TASK: Lift out each line of the data that holds "rotate".

RECORDS PROVIDED:
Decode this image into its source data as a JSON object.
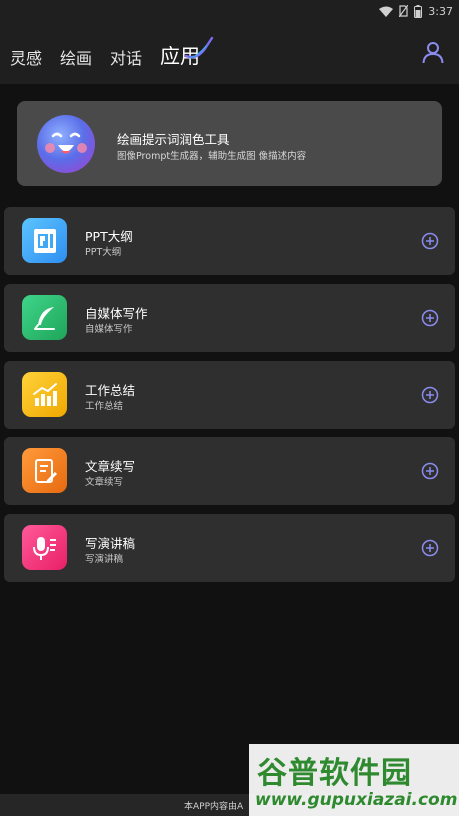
{
  "status_bar": {
    "time": "3:37"
  },
  "header": {
    "tabs": [
      {
        "label": "灵感"
      },
      {
        "label": "绘画"
      },
      {
        "label": "对话"
      },
      {
        "label": "应用"
      }
    ],
    "active_tab": "应用",
    "user_icon": "user-icon"
  },
  "feature": {
    "title": "绘画提示词润色工具",
    "subtitle": "图像Prompt生成器，辅助生成图 像描述内容",
    "icon": "smiling-face-avatar"
  },
  "apps": [
    {
      "title": "PPT大纲",
      "subtitle": "PPT大纲",
      "icon": "ppt-icon",
      "color": "#3fa9f5"
    },
    {
      "title": "自媒体写作",
      "subtitle": "自媒体写作",
      "icon": "feather-pen-icon",
      "color": "#2ebd6e"
    },
    {
      "title": "工作总结",
      "subtitle": "工作总结",
      "icon": "bar-chart-icon",
      "color": "#f5b800"
    },
    {
      "title": "文章续写",
      "subtitle": "文章续写",
      "icon": "document-edit-icon",
      "color": "#f07a1a"
    },
    {
      "title": "写演讲稿",
      "subtitle": "写演讲稿",
      "icon": "microphone-icon",
      "color": "#f0327d"
    }
  ],
  "footer": {
    "text": "本APP内容由A"
  },
  "watermark": {
    "title": "谷普软件园",
    "url": "www.gupuxiazai.com"
  },
  "colors": {
    "accent": "#7b6cf6",
    "card": "#2f2f2f",
    "background": "#111111"
  }
}
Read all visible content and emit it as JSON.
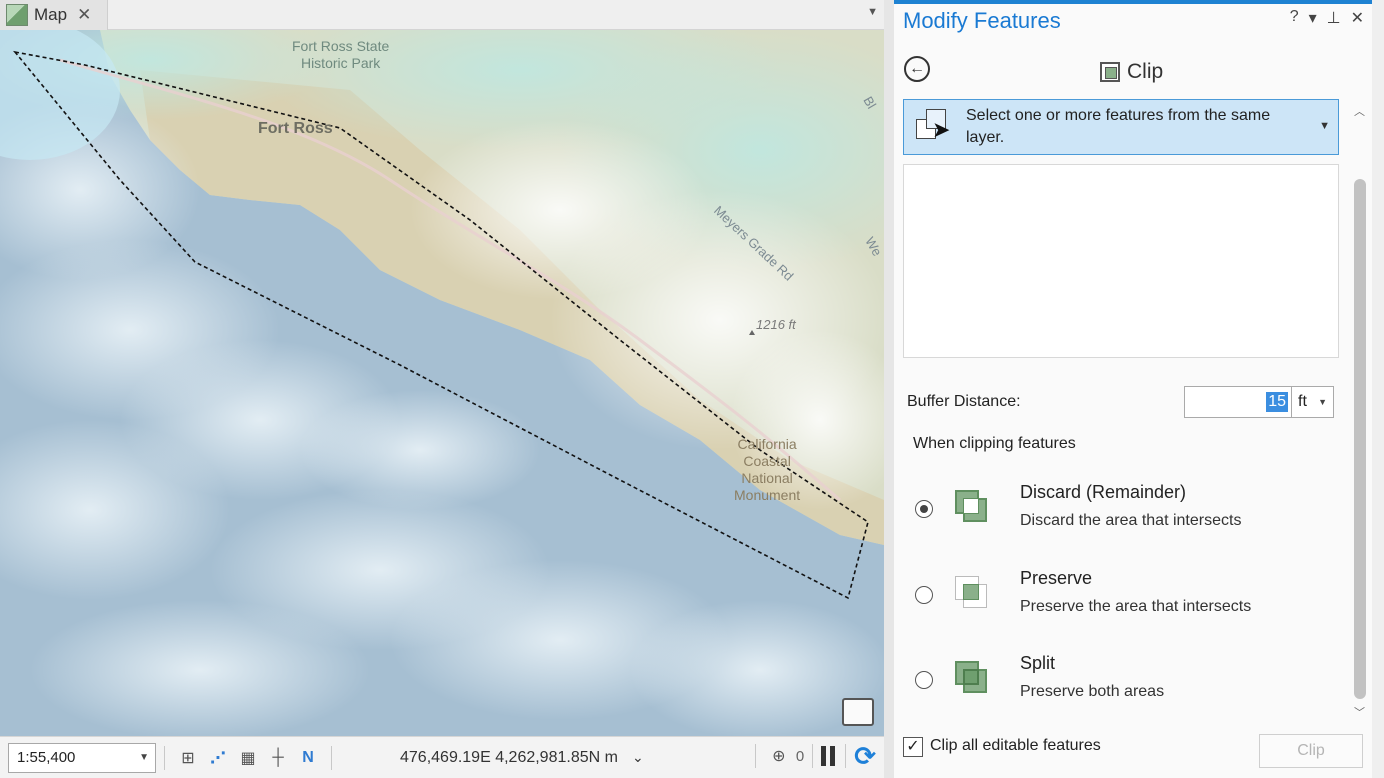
{
  "map": {
    "tab_label": "Map",
    "tab_close": "✕",
    "labels": {
      "park": "Fort Ross State\nHistoric Park",
      "town": "Fort Ross",
      "road": "Meyers Grade Rd",
      "elevation": "1216 ft",
      "monument": "California\nCoastal\nNational\nMonument",
      "edge_top": "Bl",
      "edge_mid": "We"
    },
    "status": {
      "scale": "1:55,400",
      "coordinates": "476,469.19E 4,262,981.85N m",
      "selected_count": "0"
    }
  },
  "panel": {
    "title": "Modify Features",
    "tools": {
      "help": "?",
      "menu": "▾",
      "pin": "⊥",
      "close": "✕"
    },
    "tool_name": "Clip",
    "select_prompt": "Select one or more features from the same layer.",
    "buffer_label": "Buffer Distance:",
    "buffer_value": "15",
    "buffer_unit": "ft",
    "when_clipping_label": "When clipping features",
    "options": [
      {
        "title": "Discard (Remainder)",
        "desc": "Discard the area that intersects",
        "selected": true
      },
      {
        "title": "Preserve",
        "desc": "Preserve the area that intersects",
        "selected": false
      },
      {
        "title": "Split",
        "desc": "Preserve both areas",
        "selected": false
      }
    ],
    "clip_all_label": "Clip all editable features",
    "clip_all_checked": true,
    "clip_button": "Clip"
  },
  "icons": {
    "map_tab": "map-icon",
    "back": "back-arrow-icon",
    "clip": "clip-tool-icon",
    "select": "select-features-icon",
    "refresh": "refresh-icon",
    "pause": "pause-icon"
  },
  "colors": {
    "accent": "#1e82d2",
    "select_box": "#cde5f7",
    "green_icon": "#8ab08a"
  }
}
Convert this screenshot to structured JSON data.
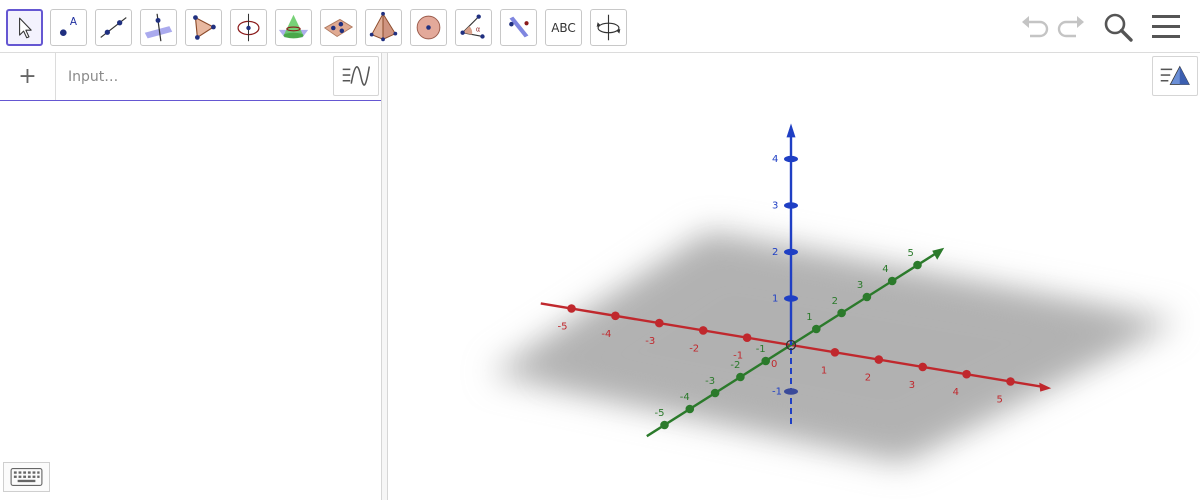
{
  "toolbar": {
    "tools": [
      {
        "name": "move-tool",
        "icon": "arrow-cursor-icon",
        "selected": true
      },
      {
        "name": "point-tool",
        "icon": "point-a-icon"
      },
      {
        "name": "line-tool",
        "icon": "line-through-points-icon"
      },
      {
        "name": "perpendicular-line-tool",
        "icon": "perpendicular-line-icon"
      },
      {
        "name": "polygon-tool",
        "icon": "polygon-icon"
      },
      {
        "name": "circle-axis-tool",
        "icon": "circle-with-axis-icon"
      },
      {
        "name": "intersect-surfaces-tool",
        "icon": "intersect-cone-plane-icon"
      },
      {
        "name": "plane-three-points-tool",
        "icon": "plane-three-points-icon"
      },
      {
        "name": "pyramid-tool",
        "icon": "pyramid-icon"
      },
      {
        "name": "sphere-tool",
        "icon": "sphere-icon"
      },
      {
        "name": "angle-tool",
        "icon": "angle-icon"
      },
      {
        "name": "reflect-plane-tool",
        "icon": "reflect-about-plane-icon"
      },
      {
        "name": "text-tool",
        "icon": "text-abc-icon",
        "label": "ABC"
      },
      {
        "name": "rotate-view-tool",
        "icon": "rotate-view-icon"
      }
    ],
    "right": [
      "undo-icon",
      "redo-icon",
      "search-icon",
      "menu-icon"
    ]
  },
  "algebra": {
    "add_symbol": "+",
    "input_placeholder": "Input…"
  },
  "axes": {
    "x": {
      "color": "#c0282d",
      "labels": [
        "-5",
        "-4",
        "-3",
        "-2",
        "-1",
        "0",
        "1",
        "2",
        "3",
        "4",
        "5"
      ]
    },
    "y": {
      "color": "#2b7a2b",
      "labels": [
        "-5",
        "-4",
        "-3",
        "-2",
        "-1",
        "0",
        "1",
        "2",
        "3",
        "4",
        "5"
      ]
    },
    "z": {
      "color": "#1f3fc4",
      "labels": [
        "-1",
        "1",
        "2",
        "3",
        "4"
      ]
    }
  },
  "colors": {
    "accent": "#6557d2",
    "plane": "#b4b4b4"
  }
}
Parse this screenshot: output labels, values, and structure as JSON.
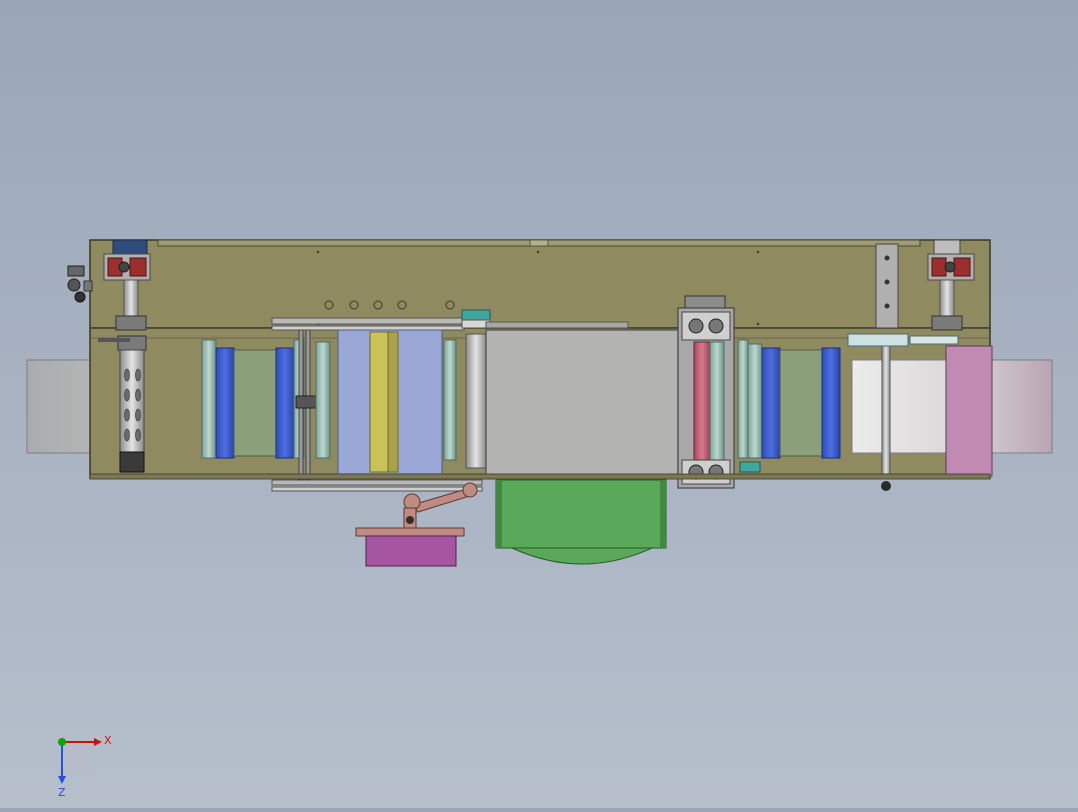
{
  "viewport": {
    "background_top": "#9aa6b8",
    "background_bottom": "#b6bfcc",
    "model": {
      "frame_color": "#8f8a60",
      "strip_color": "#aeb0b0",
      "panel_gray": "#b3b3b1",
      "blue_roller": "#3c5bc8",
      "green_panel": "#8c9f7b",
      "light_blue_panel": "#9aa8d8",
      "yellow_bar": "#c9c35a",
      "red_roller": "#c45a70",
      "green_tray": "#5aa85a",
      "magenta_box": "#a655a0",
      "pink_strip": "#c2a8b6"
    }
  },
  "triad": {
    "x_label": "X",
    "z_label": "Z",
    "x_color": "#d01010",
    "y_color": "#10a010",
    "z_color": "#2a4fd0"
  }
}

TASK OUTPUT:
        "name": "rotate-view-tool",
        "icon": "rotate-view-icon"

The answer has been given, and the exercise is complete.